### WHAT YOU NEED TO DO
An exact copy of every record, without the pictures, is what should come back.

### RECORDS FOR THE TASK
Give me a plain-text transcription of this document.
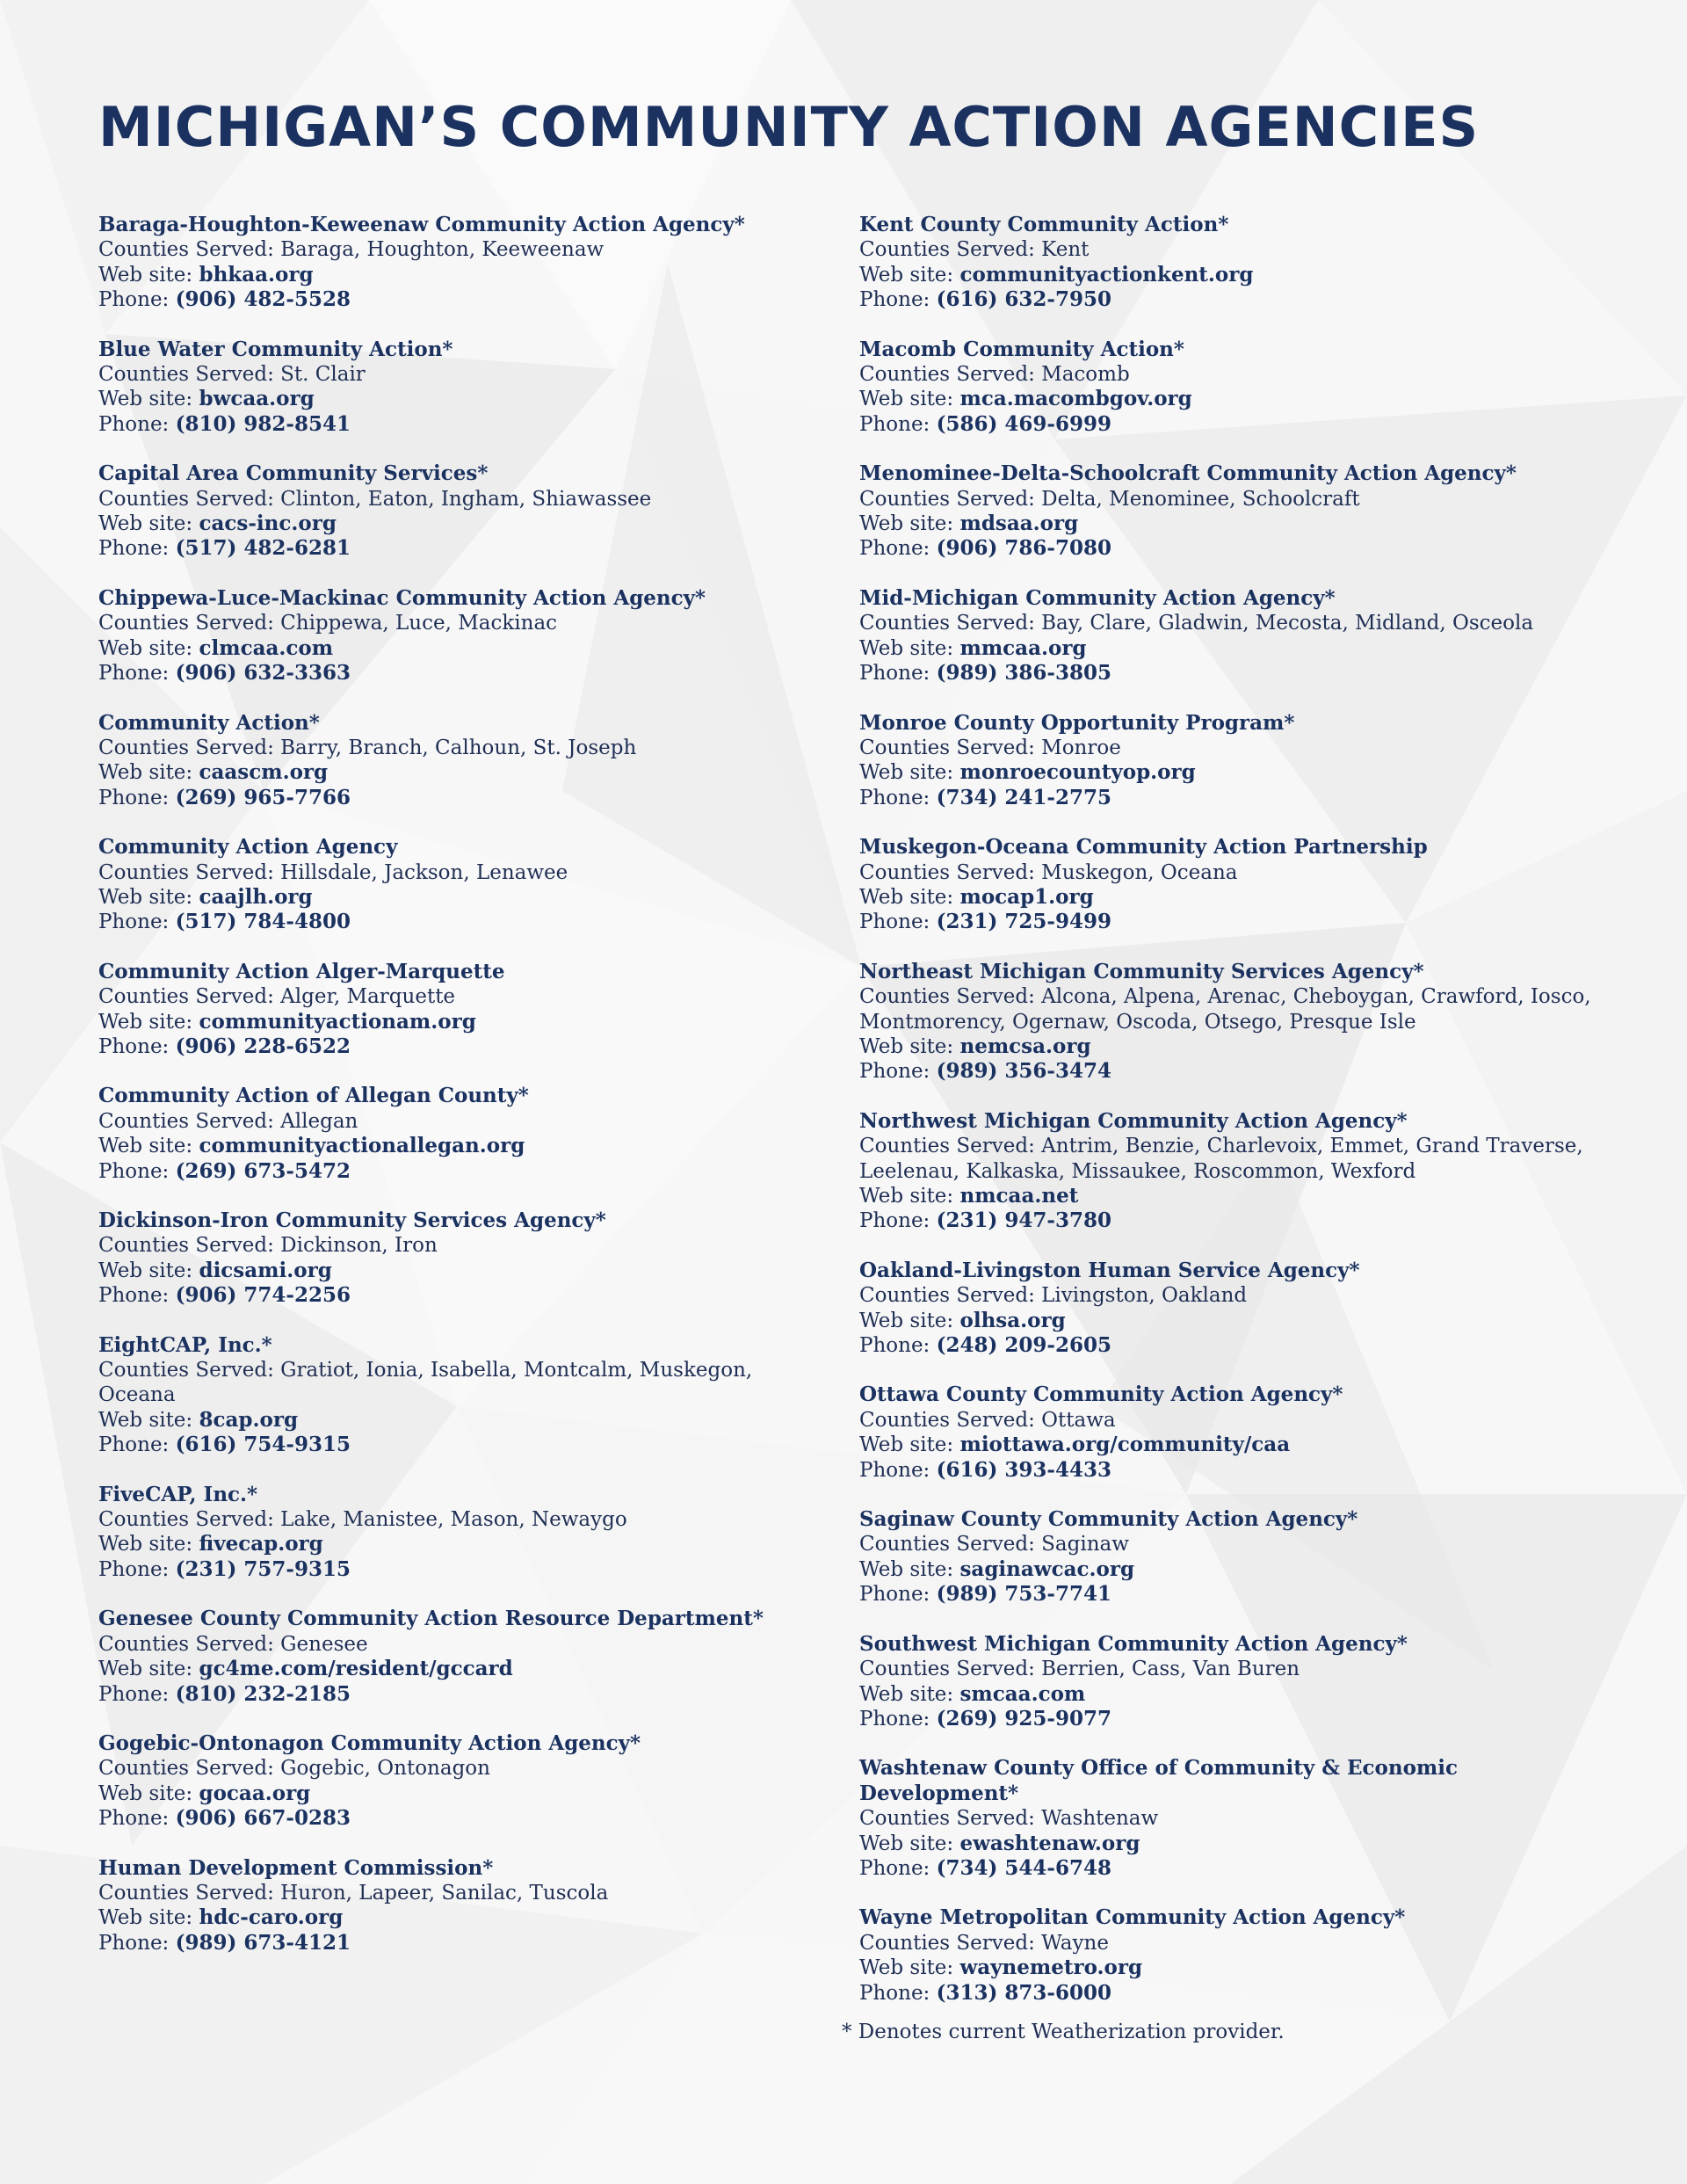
MICHIGAN’S COMMUNITY ACTION AGENCIES
Baraga-Houghton-Keweenaw Community Action Agency*
Counties Served: Baraga, Houghton, Keeweenaw
Web site: bhkaa.org
Phone: (906) 482-5528
Blue Water Community Action*
Counties Served: St. Clair
Web site: bwcaa.org
Phone: (810) 982-8541
Capital Area Community Services*
Counties Served: Clinton, Eaton, Ingham, Shiawassee
Web site: cacs-inc.org
Phone: (517) 482-6281
Chippewa-Luce-Mackinac Community Action Agency*
Counties Served: Chippewa, Luce, Mackinac
Web site: clmcaa.com
Phone: (906) 632-3363
Community Action*
Counties Served: Barry, Branch, Calhoun, St. Joseph
Web site: caascm.org
Phone: (269) 965-7766
Community Action Agency
Counties Served: Hillsdale, Jackson, Lenawee
Web site: caajlh.org
Phone: (517) 784-4800
Community Action Alger-Marquette
Counties Served: Alger, Marquette
Web site: communityactionam.org
Phone: (906) 228-6522
Community Action of Allegan County*
Counties Served: Allegan
Web site: communityactionallegan.org
Phone: (269) 673-5472
Dickinson-Iron Community Services Agency*
Counties Served: Dickinson, Iron
Web site: dicsami.org
Phone: (906) 774-2256
EightCAP, Inc.*
Counties Served: Gratiot, Ionia, Isabella, Montcalm, Muskegon, Oceana
Web site: 8cap.org
Phone: (616) 754-9315
FiveCAP, Inc.*
Counties Served: Lake, Manistee, Mason, Newaygo
Web site: fivecap.org
Phone: (231) 757-9315
Genesee County Community Action Resource Department*
Counties Served: Genesee
Web site: gc4me.com/resident/gccard
Phone: (810) 232-2185
Gogebic-Ontonagon Community Action Agency*
Counties Served: Gogebic, Ontonagon
Web site: gocaa.org
Phone: (906) 667-0283
Human Development Commission*
Counties Served: Huron, Lapeer, Sanilac, Tuscola
Web site: hdc-caro.org
Phone: (989) 673-4121
Kent County Community Action*
Counties Served: Kent
Web site: communityactionkent.org
Phone: (616) 632-7950
Macomb Community Action*
Counties Served: Macomb
Web site: mca.macombgov.org
Phone: (586) 469-6999
Menominee-Delta-Schoolcraft Community Action Agency*
Counties Served: Delta, Menominee, Schoolcraft
Web site: mdsaa.org
Phone: (906) 786-7080
Mid-Michigan Community Action Agency*
Counties Served: Bay, Clare, Gladwin, Mecosta, Midland, Osceola
Web site: mmcaa.org
Phone: (989) 386-3805
Monroe County Opportunity Program*
Counties Served: Monroe
Web site: monroecountyop.org
Phone: (734) 241-2775
Muskegon-Oceana Community Action Partnership
Counties Served: Muskegon, Oceana
Web site: mocap1.org
Phone: (231) 725-9499
Northeast Michigan Community Services Agency*
Counties Served: Alcona, Alpena, Arenac, Cheboygan, Crawford, Iosco, Montmorency, Ogernaw, Oscoda, Otsego, Presque Isle
Web site: nemcsa.org
Phone: (989) 356-3474
Northwest Michigan Community Action Agency*
Counties Served: Antrim, Benzie, Charlevoix, Emmet, Grand Traverse, Leelenau, Kalkaska, Missaukee, Roscommon, Wexford
Web site: nmcaa.net
Phone: (231) 947-3780
Oakland-Livingston Human Service Agency*
Counties Served: Livingston, Oakland
Web site: olhsa.org
Phone: (248) 209-2605
Ottawa County Community Action Agency*
Counties Served: Ottawa
Web site: miottawa.org/community/caa
Phone: (616) 393-4433
Saginaw County Community Action Agency*
Counties Served: Saginaw
Web site: saginawcac.org
Phone: (989) 753-7741
Southwest Michigan Community Action Agency*
Counties Served: Berrien, Cass, Van Buren
Web site: smcaa.com
Phone: (269) 925-9077
Washtenaw County Office of Community & Economic Development*
Counties Served: Washtenaw
Web site: ewashtenaw.org
Phone: (734) 544-6748
Wayne Metropolitan Community Action Agency*
Counties Served: Wayne
Web site: waynemetro.org
Phone: (313) 873-6000
* Denotes current Weatherization provider.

### ANSWER TO THE EXERCISE
Give me a plain-text transcription of this document.
MICHIGAN’S COMMUNITY ACTION AGENCIES
Baraga-Houghton-Keweenaw Community Action Agency*
Counties Served: Baraga, Houghton, Keeweenaw
Web site: bhkaa.org
Phone: (906) 482-5528
Blue Water Community Action*
Counties Served: St. Clair
Web site: bwcaa.org
Phone: (810) 982-8541
Capital Area Community Services*
Counties Served: Clinton, Eaton, Ingham, Shiawassee
Web site: cacs-inc.org
Phone: (517) 482-6281
Chippewa-Luce-Mackinac Community Action Agency*
Counties Served: Chippewa, Luce, Mackinac
Web site: clmcaa.com
Phone: (906) 632-3363
Community Action*
Counties Served: Barry, Branch, Calhoun, St. Joseph
Web site: caascm.org
Phone: (269) 965-7766
Community Action Agency
Counties Served: Hillsdale, Jackson, Lenawee
Web site: caajlh.org
Phone: (517) 784-4800
Community Action Alger-Marquette
Counties Served: Alger, Marquette
Web site: communityactionam.org
Phone: (906) 228-6522
Community Action of Allegan County*
Counties Served: Allegan
Web site: communityactionallegan.org
Phone: (269) 673-5472
Dickinson-Iron Community Services Agency*
Counties Served: Dickinson, Iron
Web site: dicsami.org
Phone: (906) 774-2256
EightCAP, Inc.*
Counties Served: Gratiot, Ionia, Isabella, Montcalm, Muskegon, Oceana
Web site: 8cap.org
Phone: (616) 754-9315
FiveCAP, Inc.*
Counties Served: Lake, Manistee, Mason, Newaygo
Web site: fivecap.org
Phone: (231) 757-9315
Genesee County Community Action Resource Department*
Counties Served: Genesee
Web site: gc4me.com/resident/gccard
Phone: (810) 232-2185
Gogebic-Ontonagon Community Action Agency*
Counties Served: Gogebic, Ontonagon
Web site: gocaa.org
Phone: (906) 667-0283
Human Development Commission*
Counties Served: Huron, Lapeer, Sanilac, Tuscola
Web site: hdc-caro.org
Phone: (989) 673-4121
Kent County Community Action*
Counties Served: Kent
Web site: communityactionkent.org
Phone: (616) 632-7950
Macomb Community Action*
Counties Served: Macomb
Web site: mca.macombgov.org
Phone: (586) 469-6999
Menominee-Delta-Schoolcraft Community Action Agency*
Counties Served: Delta, Menominee, Schoolcraft
Web site: mdsaa.org
Phone: (906) 786-7080
Mid-Michigan Community Action Agency*
Counties Served: Bay, Clare, Gladwin, Mecosta, Midland, Osceola
Web site: mmcaa.org
Phone: (989) 386-3805
Monroe County Opportunity Program*
Counties Served: Monroe
Web site: monroecountyop.org
Phone: (734) 241-2775
Muskegon-Oceana Community Action Partnership
Counties Served: Muskegon, Oceana
Web site: mocap1.org
Phone: (231) 725-9499
Northeast Michigan Community Services Agency*
Counties Served: Alcona, Alpena, Arenac, Cheboygan, Crawford, Iosco, Montmorency, Ogernaw, Oscoda, Otsego, Presque Isle
Web site: nemcsa.org
Phone: (989) 356-3474
Northwest Michigan Community Action Agency*
Counties Served: Antrim, Benzie, Charlevoix, Emmet, Grand Traverse, Leelenau, Kalkaska, Missaukee, Roscommon, Wexford
Web site: nmcaa.net
Phone: (231) 947-3780
Oakland-Livingston Human Service Agency*
Counties Served: Livingston, Oakland
Web site: olhsa.org
Phone: (248) 209-2605
Ottawa County Community Action Agency*
Counties Served: Ottawa
Web site: miottawa.org/community/caa
Phone: (616) 393-4433
Saginaw County Community Action Agency*
Counties Served: Saginaw
Web site: saginawcac.org
Phone: (989) 753-7741
Southwest Michigan Community Action Agency*
Counties Served: Berrien, Cass, Van Buren
Web site: smcaa.com
Phone: (269) 925-9077
Washtenaw County Office of Community & Economic Development*
Counties Served: Washtenaw
Web site: ewashtenaw.org
Phone: (734) 544-6748
Wayne Metropolitan Community Action Agency*
Counties Served: Wayne
Web site: waynemetro.org
Phone: (313) 873-6000
* Denotes current Weatherization provider.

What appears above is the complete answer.